*Exercise requirements:*
Make an exact copy of the listing below.

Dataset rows

start

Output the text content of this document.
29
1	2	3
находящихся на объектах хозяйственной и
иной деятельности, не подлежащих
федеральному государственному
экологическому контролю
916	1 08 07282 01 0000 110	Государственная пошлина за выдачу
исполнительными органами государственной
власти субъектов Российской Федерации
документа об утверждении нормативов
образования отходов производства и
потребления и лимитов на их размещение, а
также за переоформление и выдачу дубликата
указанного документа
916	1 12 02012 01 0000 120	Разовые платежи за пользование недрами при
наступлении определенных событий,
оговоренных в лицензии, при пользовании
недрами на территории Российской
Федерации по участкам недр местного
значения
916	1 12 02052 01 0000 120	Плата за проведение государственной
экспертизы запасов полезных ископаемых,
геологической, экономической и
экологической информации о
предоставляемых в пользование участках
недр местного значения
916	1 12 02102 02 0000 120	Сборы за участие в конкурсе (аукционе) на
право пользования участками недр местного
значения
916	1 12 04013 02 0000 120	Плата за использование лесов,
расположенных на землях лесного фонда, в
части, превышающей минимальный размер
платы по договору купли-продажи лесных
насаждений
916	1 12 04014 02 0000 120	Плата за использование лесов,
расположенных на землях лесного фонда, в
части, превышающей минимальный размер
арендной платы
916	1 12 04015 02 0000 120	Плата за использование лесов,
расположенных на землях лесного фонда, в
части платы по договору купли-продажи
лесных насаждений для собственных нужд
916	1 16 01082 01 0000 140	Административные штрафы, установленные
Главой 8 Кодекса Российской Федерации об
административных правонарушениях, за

end

*Full answer:*
Output the text content of this document.
29
1	2	3
находящихся на объектах хозяйственной и
иной деятельности, не подлежащих
федеральному государственному
экологическому контролю
916	1 08 07282 01 0000 110	Государственная пошлина за выдачу
исполнительными органами государственной
власти субъектов Российской Федерации
документа об утверждении нормативов
образования отходов производства и
потребления и лимитов на их размещение, а
также за переоформление и выдачу дубликата
указанного документа
916	1 12 02012 01 0000 120	Разовые платежи за пользование недрами при
наступлении определенных событий,
оговоренных в лицензии, при пользовании
недрами на территории Российской
Федерации по участкам недр местного
значения
916	1 12 02052 01 0000 120	Плата за проведение государственной
экспертизы запасов полезных ископаемых,
геологической, экономической и
экологической информации о
предоставляемых в пользование участках
недр местного значения
916	1 12 02102 02 0000 120	Сборы за участие в конкурсе (аукционе) на
право пользования участками недр местного
значения
916	1 12 04013 02 0000 120	Плата за использование лесов,
расположенных на землях лесного фонда, в
части, превышающей минимальный размер
платы по договору купли-продажи лесных
насаждений
916	1 12 04014 02 0000 120	Плата за использование лесов,
расположенных на землях лесного фонда, в
части, превышающей минимальный размер
арендной платы
916	1 12 04015 02 0000 120	Плата за использование лесов,
расположенных на землях лесного фонда, в
части платы по договору купли-продажи
лесных насаждений для собственных нужд
916	1 16 01082 01 0000 140	Административные штрафы, установленные
Главой 8 Кодекса Российской Федерации об
административных правонарушениях, за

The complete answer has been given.